Exercise instructions => Identify the lines holding "جستجو" and copy them.

Exercise material =>
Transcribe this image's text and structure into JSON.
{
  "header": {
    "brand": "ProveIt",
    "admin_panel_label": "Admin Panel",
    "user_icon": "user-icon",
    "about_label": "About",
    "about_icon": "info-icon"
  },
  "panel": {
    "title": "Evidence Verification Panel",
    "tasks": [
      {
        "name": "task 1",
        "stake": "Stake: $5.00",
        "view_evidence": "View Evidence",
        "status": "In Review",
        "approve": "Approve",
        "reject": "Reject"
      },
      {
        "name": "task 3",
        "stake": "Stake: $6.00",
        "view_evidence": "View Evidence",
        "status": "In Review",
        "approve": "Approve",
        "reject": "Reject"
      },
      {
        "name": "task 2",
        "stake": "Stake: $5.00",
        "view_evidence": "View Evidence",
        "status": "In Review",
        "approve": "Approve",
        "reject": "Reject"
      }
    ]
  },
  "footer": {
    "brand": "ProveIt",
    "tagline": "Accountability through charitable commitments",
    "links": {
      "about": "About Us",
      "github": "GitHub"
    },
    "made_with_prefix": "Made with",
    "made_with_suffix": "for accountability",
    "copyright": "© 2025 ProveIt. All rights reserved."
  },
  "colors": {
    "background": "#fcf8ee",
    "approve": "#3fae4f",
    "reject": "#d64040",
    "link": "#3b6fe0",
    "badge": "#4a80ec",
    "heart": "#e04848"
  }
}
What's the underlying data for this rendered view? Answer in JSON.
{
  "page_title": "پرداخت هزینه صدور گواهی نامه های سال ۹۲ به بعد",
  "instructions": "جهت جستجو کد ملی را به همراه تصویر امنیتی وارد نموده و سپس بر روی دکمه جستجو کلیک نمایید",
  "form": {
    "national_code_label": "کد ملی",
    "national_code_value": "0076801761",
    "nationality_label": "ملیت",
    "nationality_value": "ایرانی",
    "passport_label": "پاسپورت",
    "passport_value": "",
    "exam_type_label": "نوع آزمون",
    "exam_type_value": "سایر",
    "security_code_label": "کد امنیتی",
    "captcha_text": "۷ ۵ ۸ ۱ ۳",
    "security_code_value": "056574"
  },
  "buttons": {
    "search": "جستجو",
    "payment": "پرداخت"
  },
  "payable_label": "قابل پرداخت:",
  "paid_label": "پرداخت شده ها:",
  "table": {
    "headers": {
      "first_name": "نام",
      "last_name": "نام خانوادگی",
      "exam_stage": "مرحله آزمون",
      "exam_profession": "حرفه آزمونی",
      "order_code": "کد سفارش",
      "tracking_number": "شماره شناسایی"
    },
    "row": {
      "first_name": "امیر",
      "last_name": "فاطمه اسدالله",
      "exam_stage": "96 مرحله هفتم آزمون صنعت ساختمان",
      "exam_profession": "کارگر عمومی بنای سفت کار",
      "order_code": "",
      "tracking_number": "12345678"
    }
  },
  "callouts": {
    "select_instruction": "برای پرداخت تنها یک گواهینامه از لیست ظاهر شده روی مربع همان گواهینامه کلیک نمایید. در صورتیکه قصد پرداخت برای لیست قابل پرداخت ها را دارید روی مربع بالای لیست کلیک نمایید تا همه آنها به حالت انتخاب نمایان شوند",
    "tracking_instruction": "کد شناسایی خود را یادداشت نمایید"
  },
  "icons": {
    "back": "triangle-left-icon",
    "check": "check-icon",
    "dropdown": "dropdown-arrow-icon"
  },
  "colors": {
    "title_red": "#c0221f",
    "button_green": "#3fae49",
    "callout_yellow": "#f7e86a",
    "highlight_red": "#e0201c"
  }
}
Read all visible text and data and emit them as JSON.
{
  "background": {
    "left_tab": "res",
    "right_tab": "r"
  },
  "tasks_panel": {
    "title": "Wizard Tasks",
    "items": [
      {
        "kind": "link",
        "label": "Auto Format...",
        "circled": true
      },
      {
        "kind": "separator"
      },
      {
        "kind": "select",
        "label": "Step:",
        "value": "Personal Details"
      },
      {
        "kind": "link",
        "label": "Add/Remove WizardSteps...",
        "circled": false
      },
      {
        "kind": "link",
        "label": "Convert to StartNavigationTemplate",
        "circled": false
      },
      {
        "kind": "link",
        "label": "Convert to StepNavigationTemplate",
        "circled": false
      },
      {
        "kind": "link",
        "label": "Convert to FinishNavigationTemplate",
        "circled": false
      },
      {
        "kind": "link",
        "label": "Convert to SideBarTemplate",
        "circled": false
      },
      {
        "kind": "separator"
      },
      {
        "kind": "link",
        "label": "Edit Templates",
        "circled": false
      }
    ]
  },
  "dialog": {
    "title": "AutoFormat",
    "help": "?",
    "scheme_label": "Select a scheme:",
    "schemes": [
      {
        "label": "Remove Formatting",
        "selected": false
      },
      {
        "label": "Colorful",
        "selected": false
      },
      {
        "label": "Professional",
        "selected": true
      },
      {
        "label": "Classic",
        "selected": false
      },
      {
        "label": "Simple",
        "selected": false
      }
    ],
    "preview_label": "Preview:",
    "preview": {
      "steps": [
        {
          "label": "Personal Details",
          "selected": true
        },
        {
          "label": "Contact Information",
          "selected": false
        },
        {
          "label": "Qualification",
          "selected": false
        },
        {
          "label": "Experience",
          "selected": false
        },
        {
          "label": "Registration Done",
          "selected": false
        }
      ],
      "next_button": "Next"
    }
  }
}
--
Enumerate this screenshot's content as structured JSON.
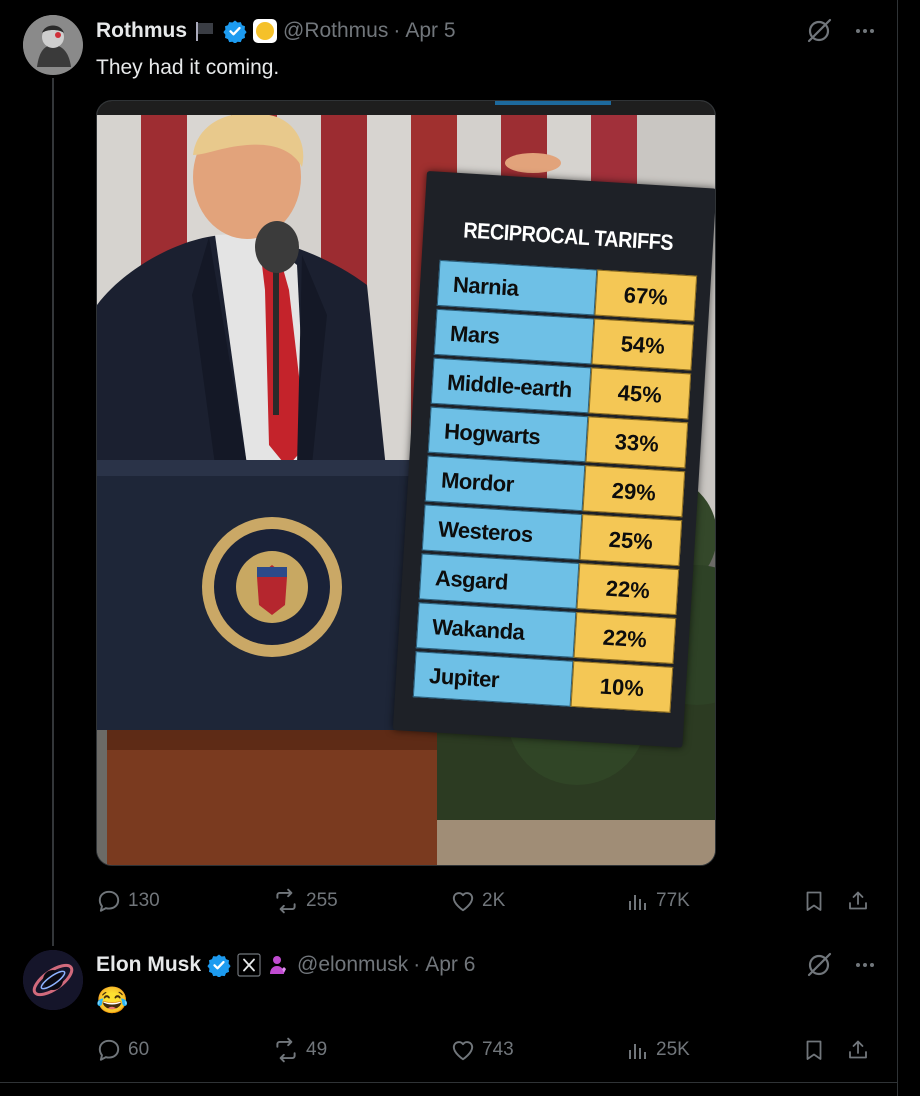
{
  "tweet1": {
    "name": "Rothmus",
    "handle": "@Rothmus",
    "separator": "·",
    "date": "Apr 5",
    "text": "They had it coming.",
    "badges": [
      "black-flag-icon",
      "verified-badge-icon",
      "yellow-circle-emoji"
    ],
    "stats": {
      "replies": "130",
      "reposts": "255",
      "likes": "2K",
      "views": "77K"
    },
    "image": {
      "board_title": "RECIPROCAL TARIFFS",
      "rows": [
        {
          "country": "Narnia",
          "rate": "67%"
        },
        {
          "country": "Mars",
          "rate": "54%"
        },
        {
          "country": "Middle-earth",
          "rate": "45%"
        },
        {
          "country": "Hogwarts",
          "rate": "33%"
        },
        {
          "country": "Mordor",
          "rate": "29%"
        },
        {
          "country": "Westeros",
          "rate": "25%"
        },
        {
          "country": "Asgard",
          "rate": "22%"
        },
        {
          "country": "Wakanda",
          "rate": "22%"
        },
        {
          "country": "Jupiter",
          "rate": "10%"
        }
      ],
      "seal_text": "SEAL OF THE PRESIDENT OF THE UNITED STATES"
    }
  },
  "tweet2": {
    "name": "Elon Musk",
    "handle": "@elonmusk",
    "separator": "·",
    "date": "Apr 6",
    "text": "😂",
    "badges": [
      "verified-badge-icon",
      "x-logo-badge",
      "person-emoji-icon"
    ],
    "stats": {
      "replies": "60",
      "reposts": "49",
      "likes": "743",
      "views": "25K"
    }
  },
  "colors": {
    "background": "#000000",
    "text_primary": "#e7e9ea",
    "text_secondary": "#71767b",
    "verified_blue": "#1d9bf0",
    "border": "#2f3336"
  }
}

Solution for this problem =>
  "instructions": "جهت جستجو کد ملی را به همراه تصویر امنیتی وارد نموده و سپس بر روی دکمه جستجو کلیک نمایید",
    "search": "جستجو",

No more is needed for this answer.